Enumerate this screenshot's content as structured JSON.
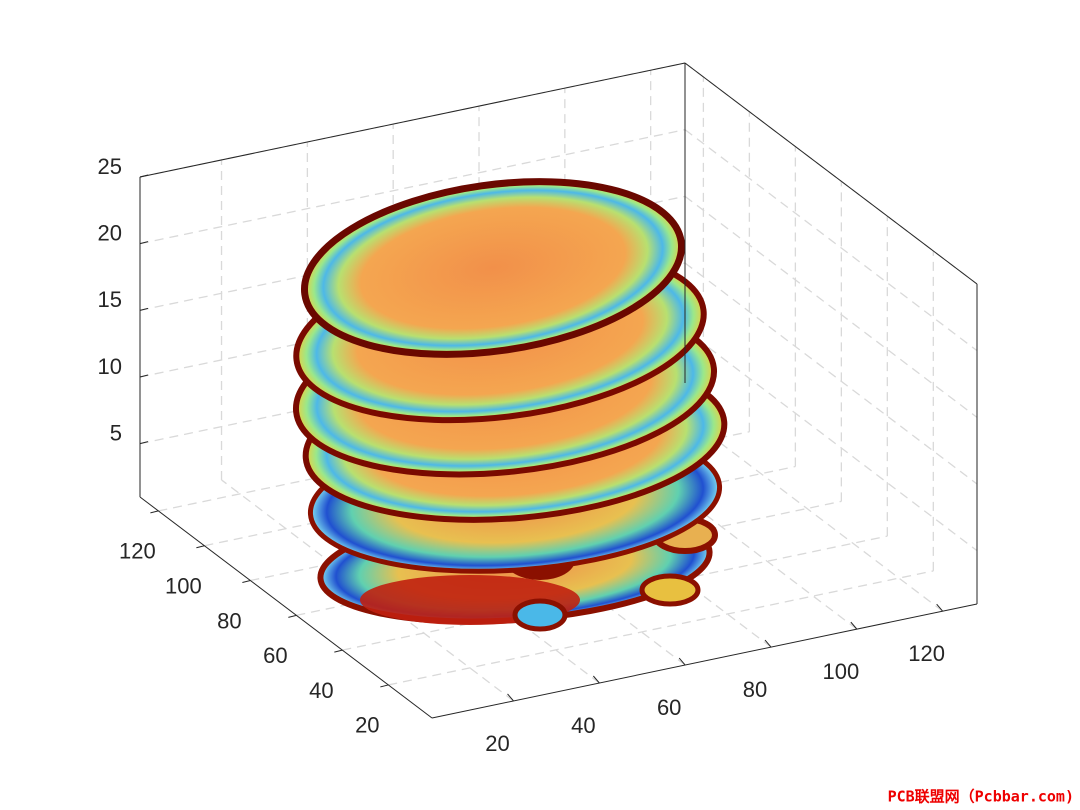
{
  "chart_data": {
    "type": "slice3d",
    "xlim": [
      1,
      128
    ],
    "ylim": [
      1,
      128
    ],
    "zlim": [
      1,
      25
    ],
    "xticks": [
      20,
      40,
      60,
      80,
      100,
      120
    ],
    "yticks": [
      20,
      40,
      60,
      80,
      100,
      120
    ],
    "zticks": [
      5,
      10,
      15,
      20,
      25
    ],
    "grid": true
  },
  "watermark": "PCB联盟网（Pcbbar.com)"
}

.....

Above are the records; reproduce them exactly and leave out the pictures.

Enumerate this screenshot's content as structured JSON.
{
  "chart_data": {
    "type": "slice3d",
    "xlim": [
      1,
      128
    ],
    "ylim": [
      1,
      128
    ],
    "zlim": [
      1,
      25
    ],
    "xticks": [
      20,
      40,
      60,
      80,
      100,
      120
    ],
    "yticks": [
      20,
      40,
      60,
      80,
      100,
      120
    ],
    "zticks": [
      5,
      10,
      15,
      20,
      25
    ],
    "grid": true
  },
  "watermark": "PCB联盟网（Pcbbar.com)"
}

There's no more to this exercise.